WHAT IS BEING ASKED: Transcribe the data below in full, exactly.

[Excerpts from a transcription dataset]
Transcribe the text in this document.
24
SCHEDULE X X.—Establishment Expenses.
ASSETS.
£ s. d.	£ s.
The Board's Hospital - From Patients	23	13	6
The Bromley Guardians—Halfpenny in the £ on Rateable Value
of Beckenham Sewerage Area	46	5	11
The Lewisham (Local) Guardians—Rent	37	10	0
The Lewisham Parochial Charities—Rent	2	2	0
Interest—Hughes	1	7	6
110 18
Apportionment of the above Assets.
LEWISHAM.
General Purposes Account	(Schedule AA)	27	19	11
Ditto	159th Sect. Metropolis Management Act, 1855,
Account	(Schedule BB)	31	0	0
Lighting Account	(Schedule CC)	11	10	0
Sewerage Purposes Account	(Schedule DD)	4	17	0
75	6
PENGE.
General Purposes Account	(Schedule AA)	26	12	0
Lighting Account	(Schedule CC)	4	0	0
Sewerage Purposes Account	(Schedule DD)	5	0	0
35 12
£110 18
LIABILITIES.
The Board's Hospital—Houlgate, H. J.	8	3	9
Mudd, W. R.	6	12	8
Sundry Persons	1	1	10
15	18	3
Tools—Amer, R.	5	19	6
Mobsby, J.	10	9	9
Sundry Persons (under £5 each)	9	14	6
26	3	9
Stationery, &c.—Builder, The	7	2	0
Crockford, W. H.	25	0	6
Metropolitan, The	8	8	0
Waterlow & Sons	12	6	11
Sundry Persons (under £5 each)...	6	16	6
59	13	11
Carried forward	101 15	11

TASK RESPONSE:
Transcribe the text in this document.
24
SCHEDULE X X.—Establishment Expenses.
ASSETS.
£ s. d.	£ s.
The Board's Hospital - From Patients	23	13	6
The Bromley Guardians—Halfpenny in the £ on Rateable Value
of Beckenham Sewerage Area	46	5	11
The Lewisham (Local) Guardians—Rent	37	10	0
The Lewisham Parochial Charities—Rent	2	2	0
Interest—Hughes	1	7	6
110 18
Apportionment of the above Assets.
LEWISHAM.
General Purposes Account	(Schedule AA)	27	19	11
Ditto	159th Sect. Metropolis Management Act, 1855,
Account	(Schedule BB)	31	0	0
Lighting Account	(Schedule CC)	11	10	0
Sewerage Purposes Account	(Schedule DD)	4	17	0
75	6
PENGE.
General Purposes Account	(Schedule AA)	26	12	0
Lighting Account	(Schedule CC)	4	0	0
Sewerage Purposes Account	(Schedule DD)	5	0	0
35 12
£110 18
LIABILITIES.
The Board's Hospital—Houlgate, H. J.	8	3	9
Mudd, W. R.	6	12	8
Sundry Persons	1	1	10
15	18	3
Tools—Amer, R.	5	19	6
Mobsby, J.	10	9	9
Sundry Persons (under £5 each)	9	14	6
26	3	9
Stationery, &c.—Builder, The	7	2	0
Crockford, W. H.	25	0	6
Metropolitan, The	8	8	0
Waterlow & Sons	12	6	11
Sundry Persons (under £5 each)...	6	16	6
59	13	11
Carried forward	101 15	11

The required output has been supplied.